■ PROBLEM REQUIREMENTS:
Do these statements agree with the text below about the typo "Aris"? Answer yes or no for each, quoting the words that decide it. 1. Athena came to be identified with the Roman goddess Minerva. 2. Aric Olnes is described as warlike. 3. Eris is the Greek god of war.

A very common sort of typo, in this case creating the name of a hermaphoditic deity of war,

Aris = Ares (Greek god of war) + Eris (Greek goddess of discord)

Let me say here that Aric Olnes is not at all warlike, though he’s fierce in defense of his principles; instead, he’s generally irenic and thoughtful (in several senses). The Olympian deity he most resembles is Athena. From Wikipedia:

Athena or Athene, often given the epithet Pallas, is the goddess of wisdom, craft, and war in ancient Greek religion and mythology. In later times, Athena was syncretized with the Roman goddess Minerva. Athena was portrayed as having a calm temperament, and moving slowly to anger. She was believed to only fight for just causes and never fight without a purpose.

In ancient Greek literature, Athena is portrayed as the astute companion of heroes and as the patron goddess of heroic endeavour.

Aric is neither female (like Athena and Eris) nor hermaphroditic (like Aris), but he is gay and sometimes does drag — in case you’re inclined to think that those facts bring him closer to Athena or Aris.

Enough of Aric. Now into myth, via two modern uses of classical mythology for pop cultural purposes: in comics, animations of those comics, and live-action realizations of the comics in film or video; and in direct tv and movie adaptations of the myths.

■ LISTED ENTRIES:
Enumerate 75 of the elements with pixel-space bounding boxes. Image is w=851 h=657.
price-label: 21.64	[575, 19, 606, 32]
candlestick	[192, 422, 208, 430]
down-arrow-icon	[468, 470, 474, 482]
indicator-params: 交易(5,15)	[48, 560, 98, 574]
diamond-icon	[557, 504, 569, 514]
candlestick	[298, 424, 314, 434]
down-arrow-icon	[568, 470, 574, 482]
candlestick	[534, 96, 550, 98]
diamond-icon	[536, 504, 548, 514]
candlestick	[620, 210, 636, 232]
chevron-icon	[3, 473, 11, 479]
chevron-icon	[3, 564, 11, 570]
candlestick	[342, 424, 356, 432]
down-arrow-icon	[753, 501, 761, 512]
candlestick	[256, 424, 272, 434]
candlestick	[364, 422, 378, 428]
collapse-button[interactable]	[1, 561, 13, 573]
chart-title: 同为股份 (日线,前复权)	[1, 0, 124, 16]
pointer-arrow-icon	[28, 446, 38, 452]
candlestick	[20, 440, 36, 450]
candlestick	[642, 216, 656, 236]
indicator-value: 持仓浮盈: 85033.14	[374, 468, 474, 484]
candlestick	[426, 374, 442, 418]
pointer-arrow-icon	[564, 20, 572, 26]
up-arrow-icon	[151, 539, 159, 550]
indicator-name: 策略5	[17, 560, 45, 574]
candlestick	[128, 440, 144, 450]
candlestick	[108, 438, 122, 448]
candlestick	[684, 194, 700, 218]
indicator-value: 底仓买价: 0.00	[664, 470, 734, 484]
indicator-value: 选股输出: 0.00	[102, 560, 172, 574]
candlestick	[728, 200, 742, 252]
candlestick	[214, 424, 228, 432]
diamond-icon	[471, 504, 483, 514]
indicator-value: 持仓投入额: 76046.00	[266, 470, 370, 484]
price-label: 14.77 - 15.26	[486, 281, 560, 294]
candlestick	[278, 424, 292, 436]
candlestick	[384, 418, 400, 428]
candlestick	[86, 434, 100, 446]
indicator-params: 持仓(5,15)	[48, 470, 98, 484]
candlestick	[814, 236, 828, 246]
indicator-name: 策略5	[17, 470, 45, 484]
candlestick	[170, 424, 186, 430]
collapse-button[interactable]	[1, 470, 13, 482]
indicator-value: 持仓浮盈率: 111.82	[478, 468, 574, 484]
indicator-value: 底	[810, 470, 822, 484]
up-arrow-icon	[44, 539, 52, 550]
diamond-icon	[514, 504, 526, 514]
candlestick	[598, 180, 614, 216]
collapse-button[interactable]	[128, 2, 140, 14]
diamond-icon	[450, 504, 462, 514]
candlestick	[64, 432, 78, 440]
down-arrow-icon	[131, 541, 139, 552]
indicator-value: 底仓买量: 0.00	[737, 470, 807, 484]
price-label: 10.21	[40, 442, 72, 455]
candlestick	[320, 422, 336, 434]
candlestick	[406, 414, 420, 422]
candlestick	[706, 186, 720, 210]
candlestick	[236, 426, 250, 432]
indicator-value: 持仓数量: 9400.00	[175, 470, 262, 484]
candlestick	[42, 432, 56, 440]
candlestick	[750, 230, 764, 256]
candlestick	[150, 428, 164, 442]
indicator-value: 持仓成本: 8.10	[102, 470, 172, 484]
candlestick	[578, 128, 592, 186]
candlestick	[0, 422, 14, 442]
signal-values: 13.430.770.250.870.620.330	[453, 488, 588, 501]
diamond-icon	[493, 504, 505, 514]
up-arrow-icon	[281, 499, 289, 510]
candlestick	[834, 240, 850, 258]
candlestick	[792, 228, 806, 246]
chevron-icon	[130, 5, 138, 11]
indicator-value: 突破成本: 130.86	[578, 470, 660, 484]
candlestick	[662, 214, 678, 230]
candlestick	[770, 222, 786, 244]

■ REPLY:
1. Yes: "In later times, Athena was syncretized with the Roman goddess Minerva."
2. No: "Aric Olnes is not at all warlike"
3. No: "Eris (Greek goddess of discord)"